# PROBLEM REQUIREMENTS:
Report how many lines below contain the word "JSON", and give only that number.

# DATASET RECORDS:
▬▬▬
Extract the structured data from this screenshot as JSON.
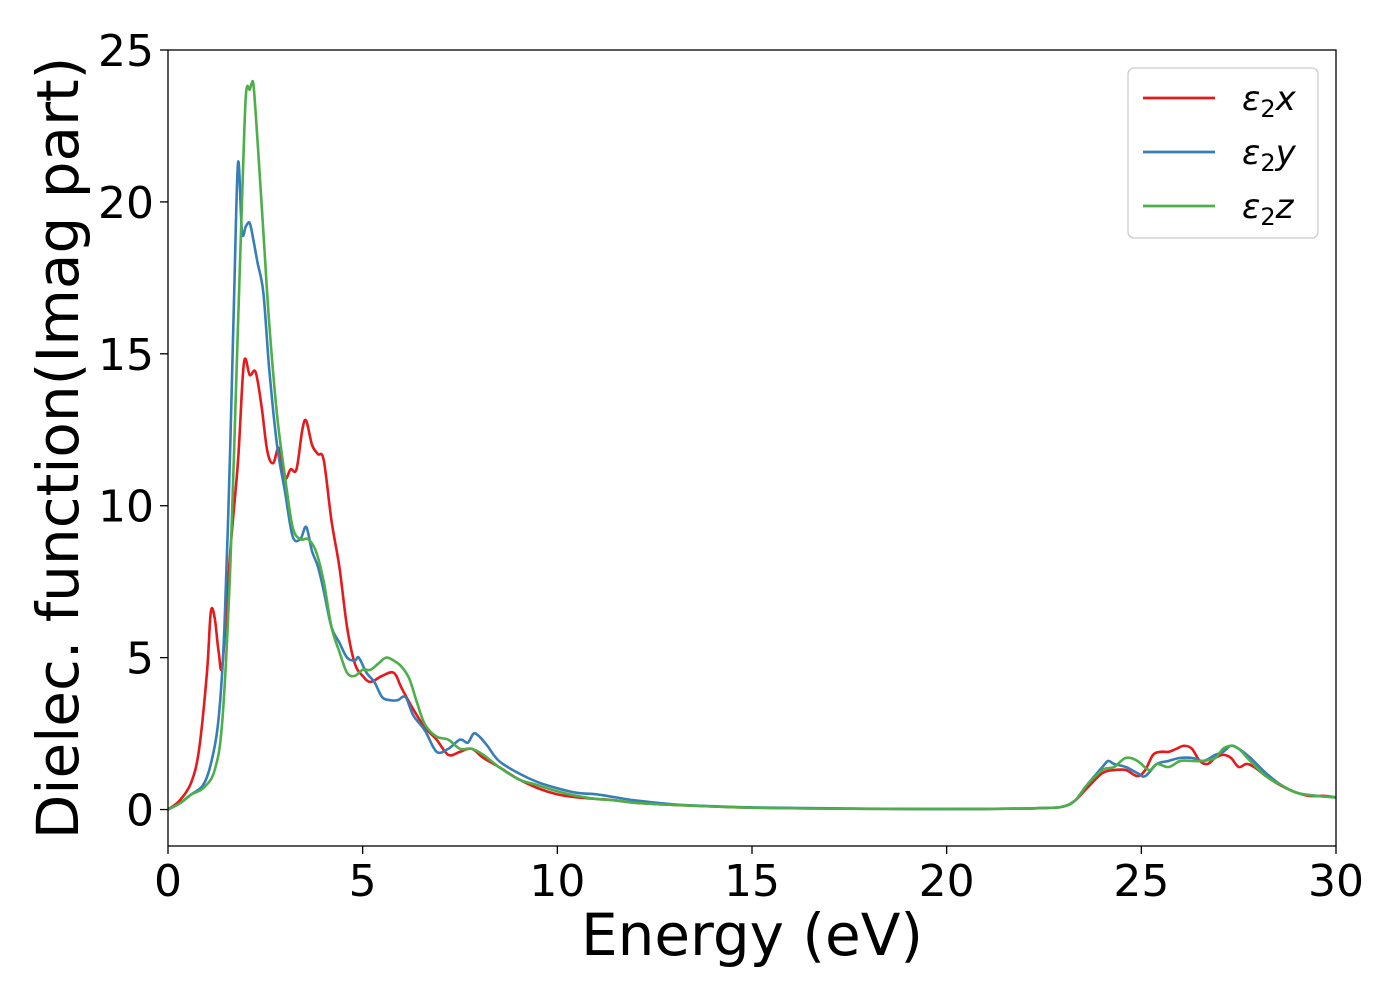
{
  "chart_data": {
    "type": "line",
    "title": "",
    "xlabel": "Energy (eV)",
    "ylabel": "Dielec. function(Imag part)",
    "xlim": [
      0,
      30
    ],
    "ylim": [
      -1.2,
      25
    ],
    "xticks": [
      "0",
      "5",
      "10",
      "15",
      "20",
      "25",
      "30"
    ],
    "yticks": [
      "0",
      "5",
      "10",
      "15",
      "20",
      "25"
    ],
    "grid": false,
    "legend_position": "top-right",
    "series": [
      {
        "name": "ε2x",
        "legend_symbol": "ε",
        "legend_subscript": "2",
        "legend_suffix": "x",
        "color": "#e41a1c",
        "x": [
          0,
          0.3,
          0.6,
          0.8,
          1.0,
          1.1,
          1.2,
          1.3,
          1.4,
          1.6,
          1.8,
          1.95,
          2.1,
          2.25,
          2.4,
          2.55,
          2.7,
          2.85,
          3.0,
          3.15,
          3.3,
          3.45,
          3.55,
          3.7,
          3.85,
          4.0,
          4.2,
          4.4,
          4.6,
          4.8,
          5.0,
          5.2,
          5.5,
          5.8,
          6.0,
          6.3,
          6.6,
          6.9,
          7.2,
          7.5,
          7.8,
          8.1,
          8.5,
          9.0,
          9.5,
          10.0,
          10.5,
          11.0,
          11.5,
          12.0,
          13.0,
          14.0,
          15.0,
          17.0,
          19.0,
          21.0,
          22.5,
          23.0,
          23.3,
          23.6,
          24.0,
          24.3,
          24.6,
          24.9,
          25.1,
          25.3,
          25.5,
          25.7,
          25.9,
          26.1,
          26.3,
          26.5,
          26.7,
          26.9,
          27.1,
          27.3,
          27.5,
          27.7,
          27.9,
          28.2,
          28.5,
          28.9,
          29.3,
          29.7,
          30.0
        ],
        "y": [
          0,
          0.3,
          0.9,
          2.0,
          4.5,
          6.5,
          6.3,
          5.2,
          4.8,
          8.5,
          11.5,
          14.7,
          14.3,
          14.4,
          13.3,
          11.8,
          11.4,
          11.9,
          10.9,
          11.2,
          11.2,
          12.5,
          12.8,
          12.0,
          11.7,
          11.5,
          9.5,
          8.0,
          6.0,
          4.8,
          4.4,
          4.2,
          4.4,
          4.5,
          4.0,
          3.3,
          2.7,
          2.3,
          1.8,
          1.9,
          2.0,
          1.7,
          1.4,
          1.0,
          0.7,
          0.5,
          0.4,
          0.35,
          0.3,
          0.22,
          0.15,
          0.1,
          0.06,
          0.03,
          0.02,
          0.02,
          0.05,
          0.1,
          0.3,
          0.7,
          1.2,
          1.3,
          1.3,
          1.1,
          1.3,
          1.8,
          1.9,
          1.9,
          2.0,
          2.1,
          2.0,
          1.6,
          1.5,
          1.7,
          1.8,
          1.7,
          1.4,
          1.5,
          1.4,
          1.1,
          0.85,
          0.6,
          0.45,
          0.45,
          0.4
        ]
      },
      {
        "name": "ε2y",
        "legend_symbol": "ε",
        "legend_subscript": "2",
        "legend_suffix": "y",
        "color": "#377eb8",
        "x": [
          0,
          0.3,
          0.6,
          0.9,
          1.1,
          1.3,
          1.45,
          1.6,
          1.7,
          1.8,
          1.9,
          2.0,
          2.1,
          2.2,
          2.3,
          2.45,
          2.6,
          2.8,
          3.0,
          3.2,
          3.4,
          3.55,
          3.7,
          3.85,
          4.0,
          4.2,
          4.4,
          4.6,
          4.8,
          4.9,
          5.1,
          5.3,
          5.5,
          5.7,
          5.9,
          6.1,
          6.3,
          6.6,
          6.9,
          7.2,
          7.5,
          7.7,
          7.85,
          8.0,
          8.2,
          8.5,
          9.0,
          9.5,
          10.0,
          10.5,
          11.0,
          11.5,
          12.0,
          13.0,
          14.0,
          15.0,
          17.0,
          19.0,
          21.0,
          22.5,
          23.0,
          23.3,
          23.6,
          24.0,
          24.15,
          24.3,
          24.6,
          24.9,
          25.1,
          25.4,
          25.7,
          26.0,
          26.3,
          26.6,
          26.9,
          27.1,
          27.3,
          27.5,
          27.8,
          28.2,
          28.6,
          29.0,
          29.5,
          30.0
        ],
        "y": [
          0,
          0.2,
          0.5,
          0.8,
          1.5,
          3.0,
          6.0,
          12.0,
          17.0,
          21.3,
          19.0,
          19.2,
          19.3,
          18.7,
          18.0,
          17.0,
          14.5,
          12.0,
          10.5,
          9.0,
          8.9,
          9.3,
          8.5,
          8.0,
          7.2,
          6.0,
          5.5,
          5.0,
          4.9,
          5.0,
          4.5,
          4.2,
          3.7,
          3.6,
          3.6,
          3.7,
          3.1,
          2.6,
          1.9,
          2.0,
          2.3,
          2.2,
          2.5,
          2.4,
          2.1,
          1.6,
          1.2,
          0.9,
          0.7,
          0.55,
          0.5,
          0.4,
          0.3,
          0.17,
          0.11,
          0.07,
          0.04,
          0.02,
          0.02,
          0.05,
          0.1,
          0.3,
          0.8,
          1.4,
          1.6,
          1.5,
          1.4,
          1.2,
          1.1,
          1.5,
          1.6,
          1.7,
          1.7,
          1.6,
          1.8,
          1.9,
          2.1,
          2.0,
          1.7,
          1.2,
          0.8,
          0.55,
          0.45,
          0.4
        ]
      },
      {
        "name": "ε2z",
        "legend_symbol": "ε",
        "legend_subscript": "2",
        "legend_suffix": "z",
        "color": "#4daf4a",
        "x": [
          0,
          0.3,
          0.6,
          0.9,
          1.2,
          1.4,
          1.6,
          1.75,
          1.9,
          2.0,
          2.1,
          2.15,
          2.2,
          2.3,
          2.45,
          2.6,
          2.8,
          3.0,
          3.2,
          3.4,
          3.6,
          3.8,
          4.0,
          4.2,
          4.4,
          4.6,
          4.8,
          5.0,
          5.2,
          5.4,
          5.6,
          5.8,
          6.0,
          6.2,
          6.4,
          6.6,
          6.9,
          7.2,
          7.5,
          7.8,
          8.1,
          8.5,
          9.0,
          9.5,
          10.0,
          10.5,
          11.0,
          11.5,
          12.0,
          13.0,
          14.0,
          15.0,
          17.0,
          19.0,
          21.0,
          22.5,
          23.0,
          23.3,
          23.6,
          24.0,
          24.3,
          24.6,
          24.9,
          25.2,
          25.4,
          25.7,
          26.0,
          26.3,
          26.6,
          26.9,
          27.1,
          27.3,
          27.5,
          27.8,
          28.2,
          28.6,
          29.0,
          29.5,
          30.0
        ],
        "y": [
          0,
          0.2,
          0.5,
          0.7,
          1.3,
          3.0,
          8.0,
          14.0,
          20.0,
          23.5,
          23.7,
          23.9,
          23.8,
          22.0,
          19.0,
          16.0,
          13.0,
          11.0,
          9.3,
          8.9,
          8.9,
          8.5,
          7.5,
          6.0,
          5.2,
          4.5,
          4.4,
          4.6,
          4.6,
          4.8,
          5.0,
          4.9,
          4.7,
          4.3,
          3.5,
          2.8,
          2.4,
          2.3,
          2.0,
          2.0,
          1.8,
          1.4,
          1.0,
          0.8,
          0.6,
          0.45,
          0.35,
          0.3,
          0.22,
          0.15,
          0.1,
          0.06,
          0.03,
          0.02,
          0.02,
          0.05,
          0.1,
          0.3,
          0.8,
          1.3,
          1.4,
          1.7,
          1.6,
          1.3,
          1.5,
          1.4,
          1.6,
          1.6,
          1.6,
          1.7,
          2.0,
          2.1,
          2.0,
          1.6,
          1.1,
          0.8,
          0.55,
          0.45,
          0.4
        ]
      }
    ]
  }
}
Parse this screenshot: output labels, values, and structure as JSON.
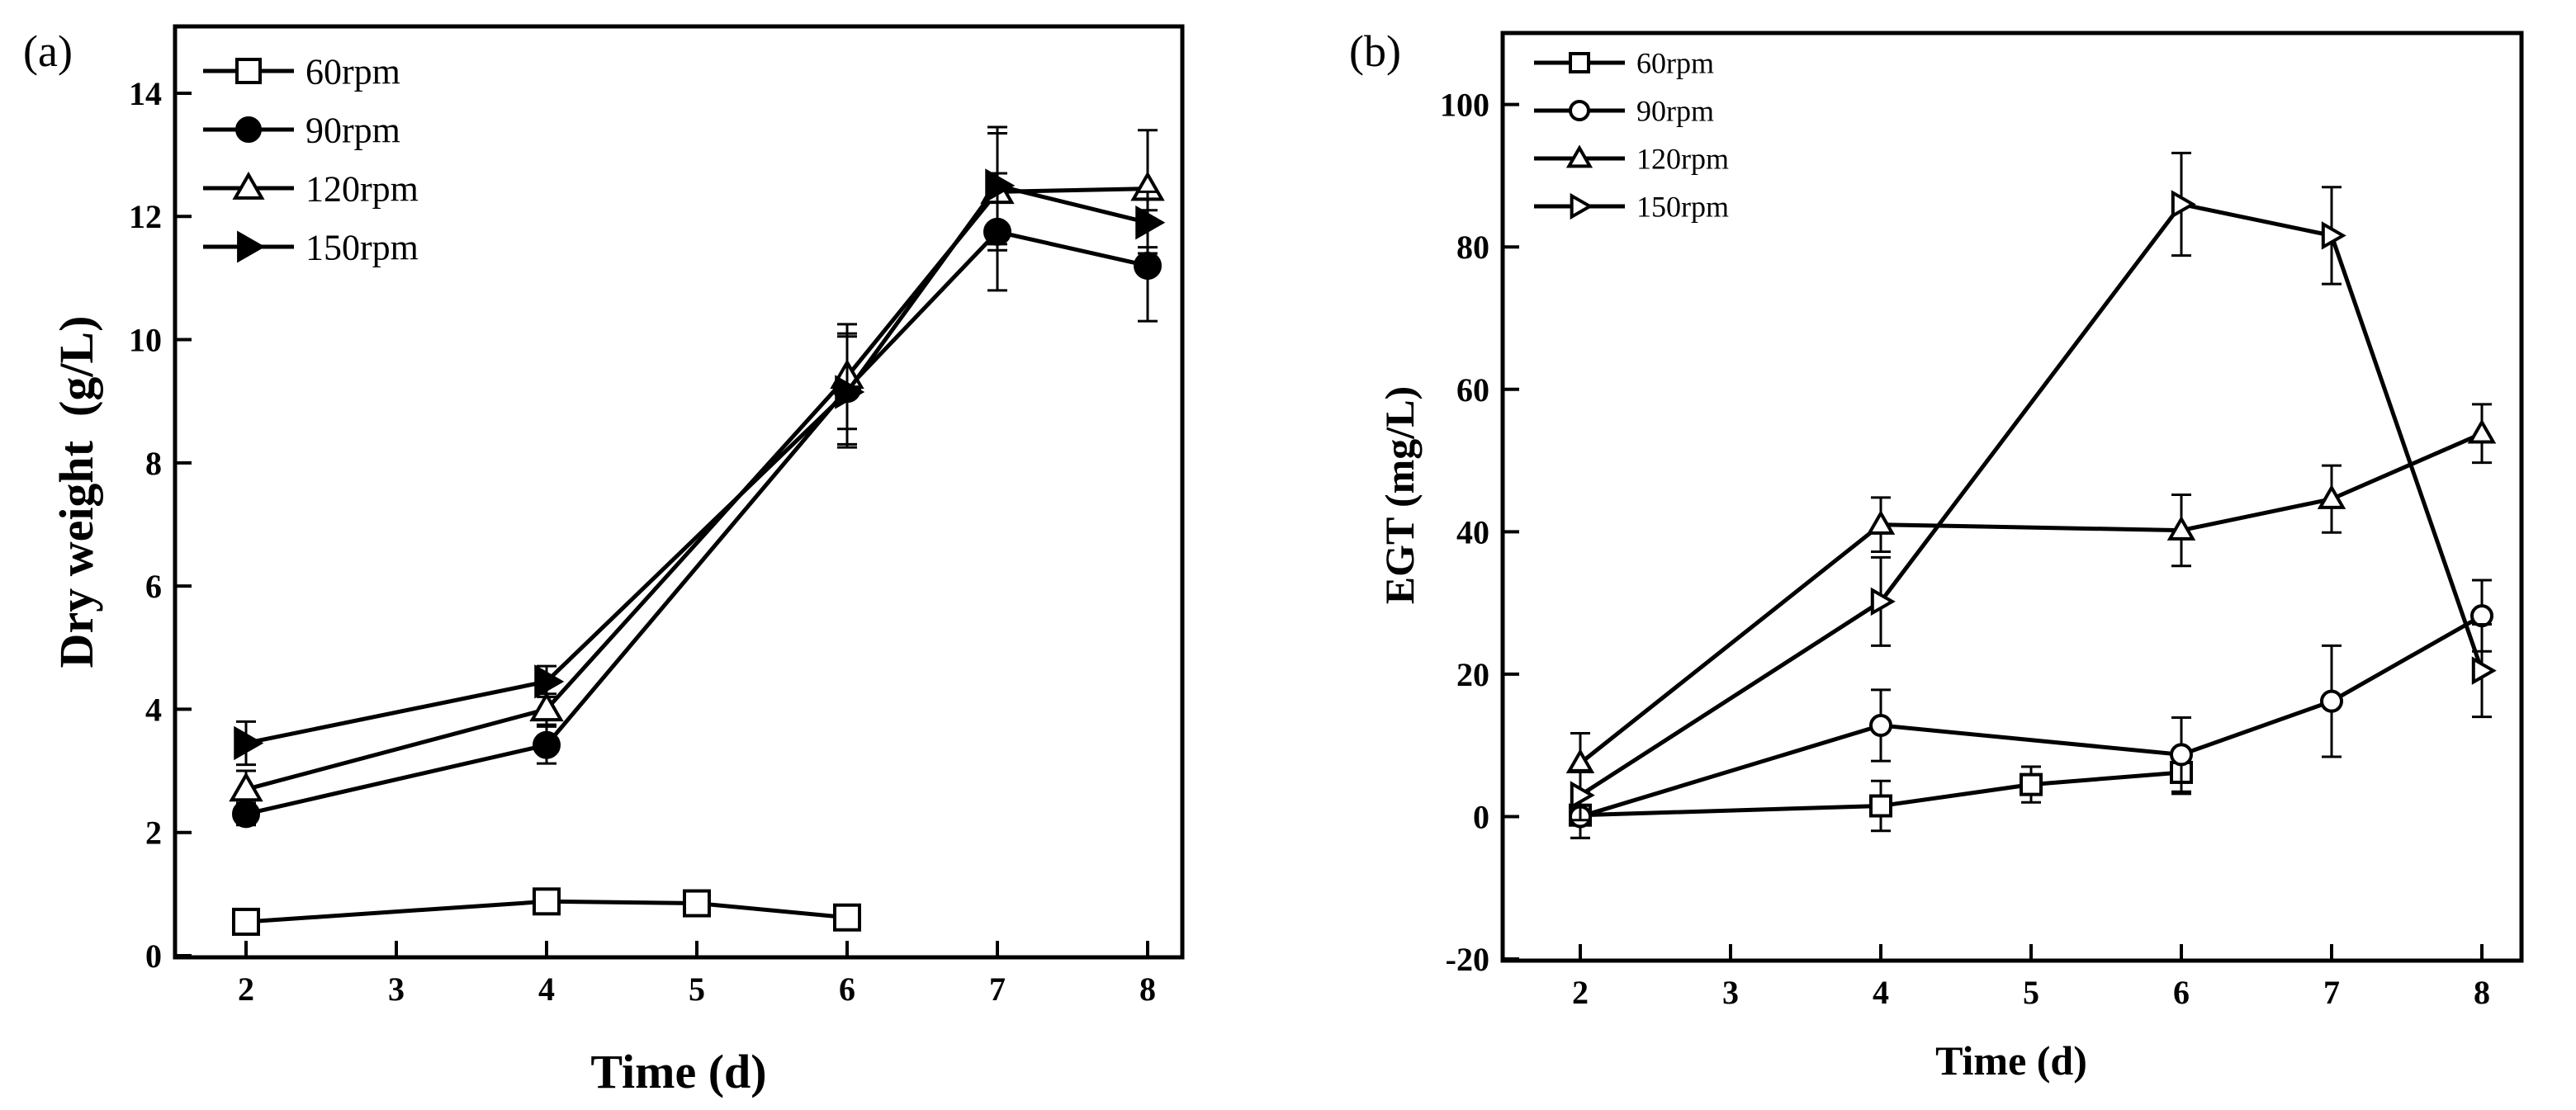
{
  "chart_data": [
    {
      "type": "line",
      "panel_label": "(a)",
      "title": "",
      "xlabel": "Time (d)",
      "ylabel": "Dry weight  (g/L)",
      "categories": [
        "2",
        "3",
        "4",
        "5",
        "6",
        "7",
        "8"
      ],
      "ylim": [
        0,
        15
      ],
      "yticks": [
        0,
        2,
        4,
        6,
        8,
        10,
        12,
        14
      ],
      "grid": false,
      "legend_position": "top-left",
      "series": [
        {
          "name": "60rpm",
          "marker": "square-open",
          "x": [
            "2",
            "4",
            "5",
            "6"
          ],
          "values": [
            0.55,
            0.88,
            0.85,
            0.62
          ],
          "errors": [
            0.2,
            0.15,
            0.13,
            0.18
          ]
        },
        {
          "name": "90rpm",
          "marker": "circle-filled",
          "x": [
            "2",
            "4",
            "6",
            "7",
            "8"
          ],
          "values": [
            2.3,
            3.42,
            9.2,
            11.75,
            11.2
          ],
          "errors": [
            0.18,
            0.3,
            0.9,
            0.95,
            0.9
          ]
        },
        {
          "name": "120rpm",
          "marker": "triangle-up-open",
          "x": [
            "2",
            "4",
            "6",
            "7",
            "8"
          ],
          "values": [
            2.7,
            4.0,
            9.4,
            12.4,
            12.45
          ],
          "errors": [
            0.3,
            0.25,
            0.85,
            0.95,
            0.95
          ]
        },
        {
          "name": "150rpm",
          "marker": "triangle-right-filled",
          "x": [
            "2",
            "4",
            "6",
            "7",
            "8"
          ],
          "values": [
            3.45,
            4.45,
            9.15,
            12.5,
            11.9
          ],
          "errors": [
            0.35,
            0.25,
            0.9,
            0.95,
            0.5
          ]
        }
      ]
    },
    {
      "type": "line",
      "panel_label": "(b)",
      "title": "",
      "xlabel": "Time (d)",
      "ylabel": "EGT (mg/L)",
      "categories": [
        "2",
        "3",
        "4",
        "5",
        "6",
        "7",
        "8"
      ],
      "ylim": [
        -20,
        110
      ],
      "yticks": [
        -20,
        0,
        20,
        40,
        60,
        80,
        100
      ],
      "grid": false,
      "legend_position": "top-left",
      "series": [
        {
          "name": "60rpm",
          "marker": "square-open",
          "x": [
            "2",
            "4",
            "5",
            "6"
          ],
          "values": [
            0.2,
            1.5,
            4.5,
            6.2
          ],
          "errors": [
            3.2,
            3.5,
            2.5,
            3.0
          ]
        },
        {
          "name": "90rpm",
          "marker": "circle-open",
          "x": [
            "2",
            "4",
            "6",
            "7",
            "8"
          ],
          "values": [
            0.0,
            12.8,
            8.7,
            16.2,
            28.2
          ],
          "errors": [
            3.0,
            5.0,
            5.2,
            7.8,
            5.0
          ]
        },
        {
          "name": "120rpm",
          "marker": "triangle-up-open",
          "x": [
            "2",
            "4",
            "6",
            "7",
            "8"
          ],
          "values": [
            7.5,
            41.0,
            40.2,
            44.6,
            53.8
          ],
          "errors": [
            4.2,
            3.8,
            5.0,
            4.7,
            4.1
          ]
        },
        {
          "name": "150rpm",
          "marker": "triangle-right-open",
          "x": [
            "2",
            "4",
            "6",
            "7",
            "8"
          ],
          "values": [
            3.0,
            30.2,
            86.0,
            81.6,
            20.5
          ],
          "errors": [
            3.5,
            6.2,
            7.2,
            6.8,
            6.5
          ]
        }
      ]
    }
  ]
}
▬▬▬
# PROBLEM SOLUTION:
2